→ **Problem to solve**
Review the material line by line. Identify and copy every line that contains the string "text".

→ **Supplied records**
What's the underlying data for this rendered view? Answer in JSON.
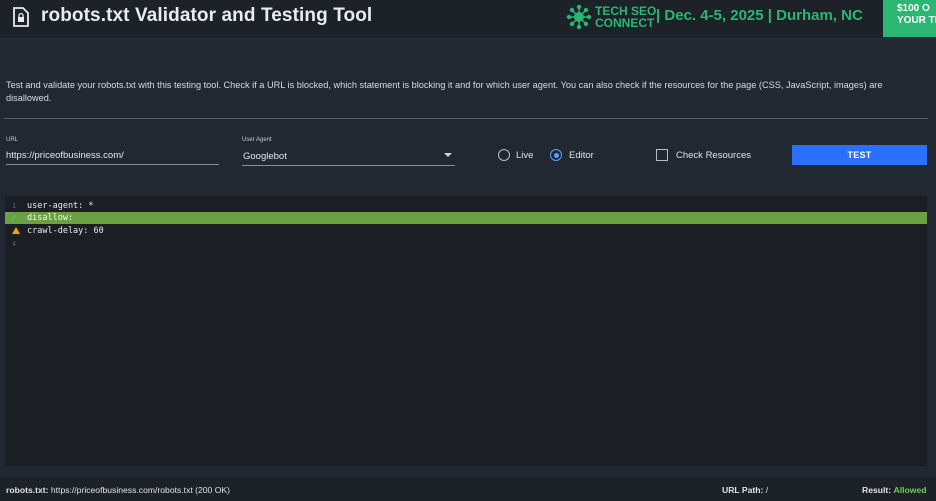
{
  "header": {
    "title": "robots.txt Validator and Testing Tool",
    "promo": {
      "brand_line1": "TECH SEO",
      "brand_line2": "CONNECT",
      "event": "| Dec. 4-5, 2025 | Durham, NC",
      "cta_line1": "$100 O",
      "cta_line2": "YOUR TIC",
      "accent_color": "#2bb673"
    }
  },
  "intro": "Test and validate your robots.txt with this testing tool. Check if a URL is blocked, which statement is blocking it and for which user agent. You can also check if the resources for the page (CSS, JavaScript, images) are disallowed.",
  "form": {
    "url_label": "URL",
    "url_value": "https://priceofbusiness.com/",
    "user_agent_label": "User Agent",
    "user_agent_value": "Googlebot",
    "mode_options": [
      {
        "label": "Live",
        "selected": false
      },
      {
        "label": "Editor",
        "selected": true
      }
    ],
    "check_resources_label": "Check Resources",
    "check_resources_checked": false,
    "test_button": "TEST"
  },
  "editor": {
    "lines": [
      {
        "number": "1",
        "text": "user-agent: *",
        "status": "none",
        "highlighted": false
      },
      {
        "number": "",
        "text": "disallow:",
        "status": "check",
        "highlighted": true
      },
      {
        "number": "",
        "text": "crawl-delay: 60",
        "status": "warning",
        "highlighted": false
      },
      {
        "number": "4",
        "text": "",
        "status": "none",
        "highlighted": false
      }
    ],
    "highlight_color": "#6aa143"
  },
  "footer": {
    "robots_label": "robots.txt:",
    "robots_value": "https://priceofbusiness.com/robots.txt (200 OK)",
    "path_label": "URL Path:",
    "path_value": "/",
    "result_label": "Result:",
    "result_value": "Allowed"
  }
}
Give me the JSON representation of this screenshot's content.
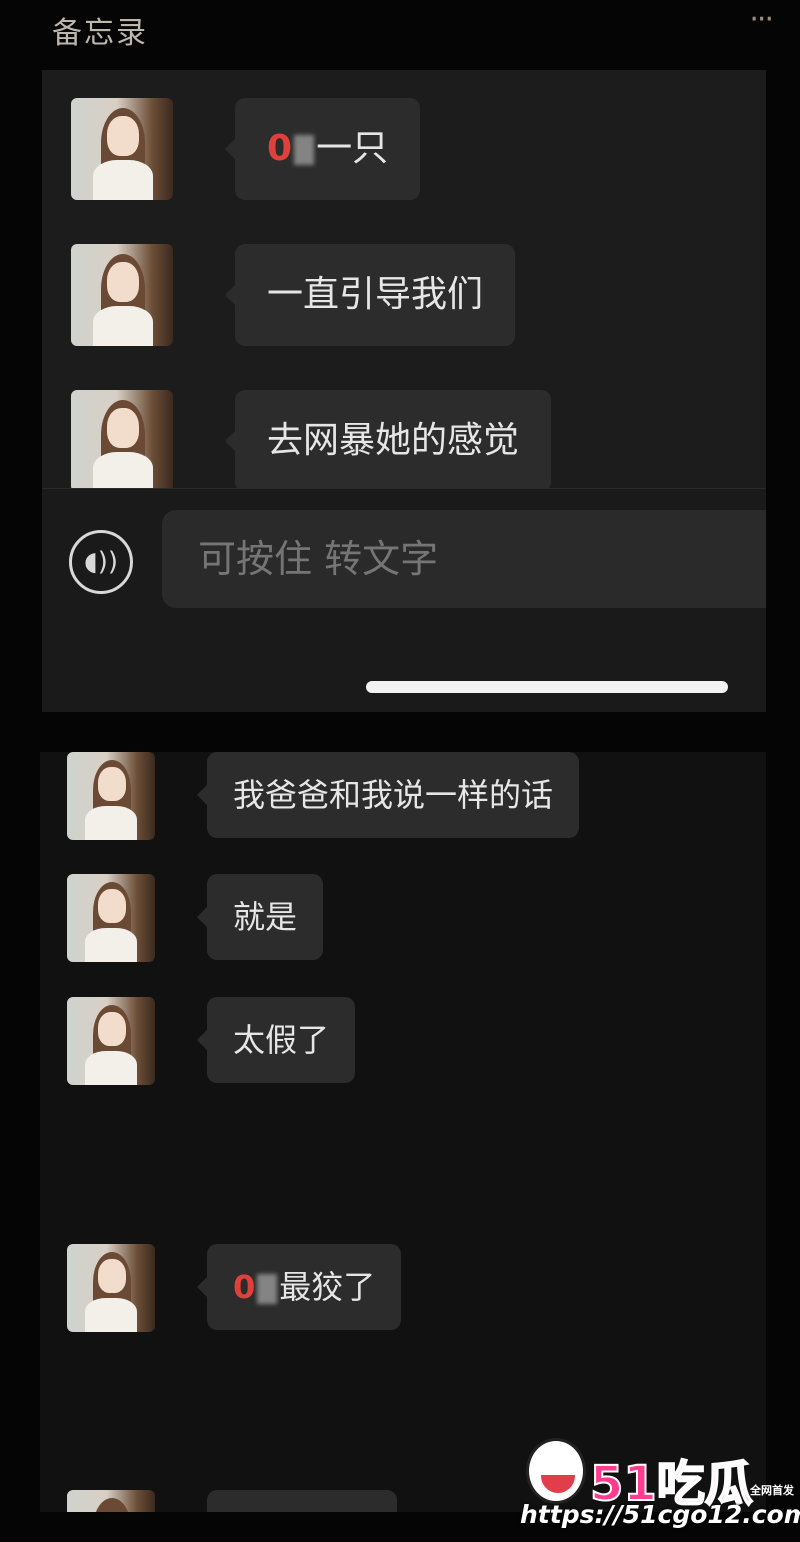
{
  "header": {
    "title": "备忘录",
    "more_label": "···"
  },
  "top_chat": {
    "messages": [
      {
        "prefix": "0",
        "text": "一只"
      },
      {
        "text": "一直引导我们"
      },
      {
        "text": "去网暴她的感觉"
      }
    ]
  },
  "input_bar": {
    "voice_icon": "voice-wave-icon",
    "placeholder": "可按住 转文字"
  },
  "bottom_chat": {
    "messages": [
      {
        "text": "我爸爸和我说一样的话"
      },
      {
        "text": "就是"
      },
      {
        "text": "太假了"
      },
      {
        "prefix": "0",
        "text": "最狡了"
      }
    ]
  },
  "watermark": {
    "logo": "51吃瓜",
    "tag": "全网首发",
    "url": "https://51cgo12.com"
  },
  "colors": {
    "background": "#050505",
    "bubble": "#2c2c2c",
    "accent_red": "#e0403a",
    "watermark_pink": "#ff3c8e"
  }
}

→ **Result**
        "text": "user-agent: *",
        "text": "disallow:",
        "text": "crawl-delay: 60",
        "text": "",
        "text": "一只"
        "text": "一直引导我们"
        "text": "去网暴她的感觉"
        "text": "我爸爸和我说一样的话"
        "text": "就是"
        "text": "太假了"
        "text": "最狡了"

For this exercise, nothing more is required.